### Work required
Copy out all lines with the word "Zaloguj" in them.

----------------------------------------

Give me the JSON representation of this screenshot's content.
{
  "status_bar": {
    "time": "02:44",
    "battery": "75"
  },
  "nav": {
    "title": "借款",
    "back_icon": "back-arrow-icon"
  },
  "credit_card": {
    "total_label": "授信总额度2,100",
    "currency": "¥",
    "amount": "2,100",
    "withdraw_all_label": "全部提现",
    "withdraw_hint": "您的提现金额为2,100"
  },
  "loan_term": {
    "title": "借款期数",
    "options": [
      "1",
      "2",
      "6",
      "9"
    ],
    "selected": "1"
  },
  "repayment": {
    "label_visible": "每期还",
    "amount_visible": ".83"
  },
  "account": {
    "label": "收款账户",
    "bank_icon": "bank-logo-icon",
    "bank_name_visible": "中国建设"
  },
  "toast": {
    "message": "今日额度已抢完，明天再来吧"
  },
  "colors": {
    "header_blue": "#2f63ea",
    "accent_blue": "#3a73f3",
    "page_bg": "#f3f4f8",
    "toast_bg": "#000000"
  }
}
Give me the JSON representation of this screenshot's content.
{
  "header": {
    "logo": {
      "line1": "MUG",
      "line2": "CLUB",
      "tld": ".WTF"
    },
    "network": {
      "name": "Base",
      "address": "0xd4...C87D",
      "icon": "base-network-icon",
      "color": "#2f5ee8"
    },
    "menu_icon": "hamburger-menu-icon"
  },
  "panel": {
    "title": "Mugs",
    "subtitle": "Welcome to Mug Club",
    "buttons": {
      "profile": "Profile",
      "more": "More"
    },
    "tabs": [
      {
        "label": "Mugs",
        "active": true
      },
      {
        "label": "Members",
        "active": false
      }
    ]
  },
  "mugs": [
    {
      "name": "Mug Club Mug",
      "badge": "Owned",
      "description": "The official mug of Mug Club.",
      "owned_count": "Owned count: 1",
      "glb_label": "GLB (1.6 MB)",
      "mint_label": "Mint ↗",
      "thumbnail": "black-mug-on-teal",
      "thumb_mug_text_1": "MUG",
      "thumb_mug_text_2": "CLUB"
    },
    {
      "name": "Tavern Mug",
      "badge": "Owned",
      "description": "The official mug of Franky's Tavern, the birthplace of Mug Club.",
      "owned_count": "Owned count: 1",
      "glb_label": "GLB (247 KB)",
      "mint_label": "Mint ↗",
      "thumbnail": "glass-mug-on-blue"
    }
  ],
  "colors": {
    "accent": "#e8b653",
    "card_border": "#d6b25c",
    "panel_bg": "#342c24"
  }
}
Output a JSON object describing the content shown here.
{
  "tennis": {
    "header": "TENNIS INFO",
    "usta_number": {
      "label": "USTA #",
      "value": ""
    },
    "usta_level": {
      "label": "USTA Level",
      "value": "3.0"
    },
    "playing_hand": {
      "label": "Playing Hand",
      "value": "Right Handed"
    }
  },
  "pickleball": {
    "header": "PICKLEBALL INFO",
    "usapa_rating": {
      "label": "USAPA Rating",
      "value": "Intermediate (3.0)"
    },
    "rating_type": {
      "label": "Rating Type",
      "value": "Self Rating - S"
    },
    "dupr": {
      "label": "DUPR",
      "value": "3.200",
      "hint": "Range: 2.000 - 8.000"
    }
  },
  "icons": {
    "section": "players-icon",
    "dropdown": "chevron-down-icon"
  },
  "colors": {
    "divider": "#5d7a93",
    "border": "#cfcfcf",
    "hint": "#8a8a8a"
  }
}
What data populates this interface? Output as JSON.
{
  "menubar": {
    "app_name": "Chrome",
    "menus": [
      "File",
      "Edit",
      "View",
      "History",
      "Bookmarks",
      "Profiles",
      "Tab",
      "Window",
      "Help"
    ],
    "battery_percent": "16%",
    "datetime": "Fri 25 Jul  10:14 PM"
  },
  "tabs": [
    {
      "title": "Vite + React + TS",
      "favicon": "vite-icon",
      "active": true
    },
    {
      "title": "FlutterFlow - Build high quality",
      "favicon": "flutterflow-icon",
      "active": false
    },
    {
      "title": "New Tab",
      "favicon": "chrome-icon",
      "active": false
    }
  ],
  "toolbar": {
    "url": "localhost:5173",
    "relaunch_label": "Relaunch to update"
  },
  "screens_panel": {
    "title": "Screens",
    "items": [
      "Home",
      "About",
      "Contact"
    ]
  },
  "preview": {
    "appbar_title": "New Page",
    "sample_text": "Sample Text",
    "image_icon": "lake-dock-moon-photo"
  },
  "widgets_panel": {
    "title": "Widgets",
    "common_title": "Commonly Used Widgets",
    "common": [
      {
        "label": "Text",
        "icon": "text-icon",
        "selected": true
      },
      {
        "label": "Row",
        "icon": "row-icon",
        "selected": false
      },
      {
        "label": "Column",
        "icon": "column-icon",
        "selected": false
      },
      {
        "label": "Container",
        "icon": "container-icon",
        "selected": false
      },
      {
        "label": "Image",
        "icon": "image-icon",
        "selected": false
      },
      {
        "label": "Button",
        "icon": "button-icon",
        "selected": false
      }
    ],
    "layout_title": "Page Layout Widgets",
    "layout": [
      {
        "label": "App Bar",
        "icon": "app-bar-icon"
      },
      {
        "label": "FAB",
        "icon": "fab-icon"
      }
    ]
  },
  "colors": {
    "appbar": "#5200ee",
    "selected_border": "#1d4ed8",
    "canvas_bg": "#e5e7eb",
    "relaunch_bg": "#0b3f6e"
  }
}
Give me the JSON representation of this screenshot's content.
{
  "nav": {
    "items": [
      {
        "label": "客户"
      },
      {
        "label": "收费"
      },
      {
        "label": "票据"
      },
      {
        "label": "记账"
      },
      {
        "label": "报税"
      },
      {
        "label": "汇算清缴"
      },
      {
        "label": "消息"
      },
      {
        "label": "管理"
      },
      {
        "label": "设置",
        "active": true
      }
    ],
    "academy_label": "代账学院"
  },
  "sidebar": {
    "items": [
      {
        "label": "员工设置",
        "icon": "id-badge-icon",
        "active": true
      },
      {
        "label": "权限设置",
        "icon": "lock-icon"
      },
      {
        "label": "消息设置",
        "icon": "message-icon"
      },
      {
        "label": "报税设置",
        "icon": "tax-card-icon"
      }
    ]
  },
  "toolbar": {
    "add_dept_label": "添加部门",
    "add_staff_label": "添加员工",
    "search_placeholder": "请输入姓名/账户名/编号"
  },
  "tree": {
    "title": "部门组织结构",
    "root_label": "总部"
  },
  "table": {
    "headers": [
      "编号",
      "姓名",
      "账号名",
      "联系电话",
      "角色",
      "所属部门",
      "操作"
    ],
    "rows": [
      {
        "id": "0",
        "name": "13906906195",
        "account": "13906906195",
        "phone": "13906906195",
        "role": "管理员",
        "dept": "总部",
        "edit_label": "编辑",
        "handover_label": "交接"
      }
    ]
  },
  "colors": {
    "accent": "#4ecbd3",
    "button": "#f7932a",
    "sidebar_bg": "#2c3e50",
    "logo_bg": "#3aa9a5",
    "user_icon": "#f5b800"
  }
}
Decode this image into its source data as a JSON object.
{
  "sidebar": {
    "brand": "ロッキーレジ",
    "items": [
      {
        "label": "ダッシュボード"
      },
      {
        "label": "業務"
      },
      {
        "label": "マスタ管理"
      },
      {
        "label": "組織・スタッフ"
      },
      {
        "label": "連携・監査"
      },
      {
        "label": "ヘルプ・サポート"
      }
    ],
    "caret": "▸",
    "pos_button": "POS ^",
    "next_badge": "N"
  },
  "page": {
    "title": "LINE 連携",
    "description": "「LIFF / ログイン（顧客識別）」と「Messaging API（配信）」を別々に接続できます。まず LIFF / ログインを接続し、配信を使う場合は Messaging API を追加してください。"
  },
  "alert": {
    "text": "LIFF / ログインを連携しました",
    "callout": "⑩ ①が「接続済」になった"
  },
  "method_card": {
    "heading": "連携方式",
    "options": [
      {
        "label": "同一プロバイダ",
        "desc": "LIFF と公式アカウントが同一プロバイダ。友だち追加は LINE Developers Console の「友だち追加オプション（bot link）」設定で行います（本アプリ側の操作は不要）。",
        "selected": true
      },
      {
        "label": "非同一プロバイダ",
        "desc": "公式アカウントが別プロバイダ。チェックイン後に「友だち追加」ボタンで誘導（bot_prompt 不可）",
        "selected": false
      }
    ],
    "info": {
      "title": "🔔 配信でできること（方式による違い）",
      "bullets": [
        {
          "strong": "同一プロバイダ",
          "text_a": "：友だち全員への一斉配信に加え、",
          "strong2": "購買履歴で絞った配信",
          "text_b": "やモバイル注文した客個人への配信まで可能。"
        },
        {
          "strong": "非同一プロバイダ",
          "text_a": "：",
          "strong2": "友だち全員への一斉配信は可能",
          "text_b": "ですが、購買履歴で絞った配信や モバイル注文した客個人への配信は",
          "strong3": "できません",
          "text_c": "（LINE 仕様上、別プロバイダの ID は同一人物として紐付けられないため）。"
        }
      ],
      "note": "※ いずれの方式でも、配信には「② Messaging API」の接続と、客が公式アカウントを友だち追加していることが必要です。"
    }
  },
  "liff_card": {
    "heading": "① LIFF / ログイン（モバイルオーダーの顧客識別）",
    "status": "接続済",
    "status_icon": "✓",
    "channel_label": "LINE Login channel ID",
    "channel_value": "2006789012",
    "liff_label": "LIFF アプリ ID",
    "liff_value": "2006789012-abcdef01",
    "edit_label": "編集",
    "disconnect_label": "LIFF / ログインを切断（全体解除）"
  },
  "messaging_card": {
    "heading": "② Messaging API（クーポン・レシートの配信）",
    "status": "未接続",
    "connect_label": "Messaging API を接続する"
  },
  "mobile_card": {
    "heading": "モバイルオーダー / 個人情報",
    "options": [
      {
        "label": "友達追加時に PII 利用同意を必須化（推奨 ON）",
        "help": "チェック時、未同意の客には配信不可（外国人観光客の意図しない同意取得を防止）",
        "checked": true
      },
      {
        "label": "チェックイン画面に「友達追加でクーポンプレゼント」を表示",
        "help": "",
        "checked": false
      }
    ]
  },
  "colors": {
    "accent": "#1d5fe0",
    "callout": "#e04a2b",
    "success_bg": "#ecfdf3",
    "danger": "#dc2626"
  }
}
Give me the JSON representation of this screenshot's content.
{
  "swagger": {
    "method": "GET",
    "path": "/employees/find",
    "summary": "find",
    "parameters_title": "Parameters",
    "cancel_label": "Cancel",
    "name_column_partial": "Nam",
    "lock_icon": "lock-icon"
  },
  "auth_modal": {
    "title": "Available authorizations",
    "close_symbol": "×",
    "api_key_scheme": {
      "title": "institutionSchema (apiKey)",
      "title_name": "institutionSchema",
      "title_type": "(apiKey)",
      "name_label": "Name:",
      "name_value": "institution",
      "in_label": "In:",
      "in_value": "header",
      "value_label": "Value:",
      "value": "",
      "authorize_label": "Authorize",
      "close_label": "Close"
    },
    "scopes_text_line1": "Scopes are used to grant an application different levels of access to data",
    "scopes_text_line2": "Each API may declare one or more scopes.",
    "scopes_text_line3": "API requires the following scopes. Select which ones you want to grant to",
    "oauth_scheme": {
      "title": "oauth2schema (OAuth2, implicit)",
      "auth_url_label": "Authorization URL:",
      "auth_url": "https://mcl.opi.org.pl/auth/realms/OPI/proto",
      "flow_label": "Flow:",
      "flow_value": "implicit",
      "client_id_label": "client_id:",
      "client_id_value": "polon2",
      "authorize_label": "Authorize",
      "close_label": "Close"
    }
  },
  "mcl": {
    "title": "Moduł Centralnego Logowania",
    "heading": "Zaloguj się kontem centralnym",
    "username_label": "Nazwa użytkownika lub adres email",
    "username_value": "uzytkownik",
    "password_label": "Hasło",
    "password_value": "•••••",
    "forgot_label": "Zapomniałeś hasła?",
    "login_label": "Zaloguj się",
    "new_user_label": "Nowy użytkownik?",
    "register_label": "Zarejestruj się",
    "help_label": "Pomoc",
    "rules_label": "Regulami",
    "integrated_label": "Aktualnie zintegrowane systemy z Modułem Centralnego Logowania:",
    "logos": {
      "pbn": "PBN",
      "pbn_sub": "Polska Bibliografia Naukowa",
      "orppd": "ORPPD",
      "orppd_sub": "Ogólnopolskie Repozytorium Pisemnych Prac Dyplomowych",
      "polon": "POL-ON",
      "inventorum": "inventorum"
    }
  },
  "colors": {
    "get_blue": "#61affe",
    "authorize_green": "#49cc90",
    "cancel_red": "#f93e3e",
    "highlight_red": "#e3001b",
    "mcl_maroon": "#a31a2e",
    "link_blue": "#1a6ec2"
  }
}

----------------------------------------

### Solution to the problem
    "heading": "Zaloguj się kontem centralnym",
    "login_label": "Zaloguj się",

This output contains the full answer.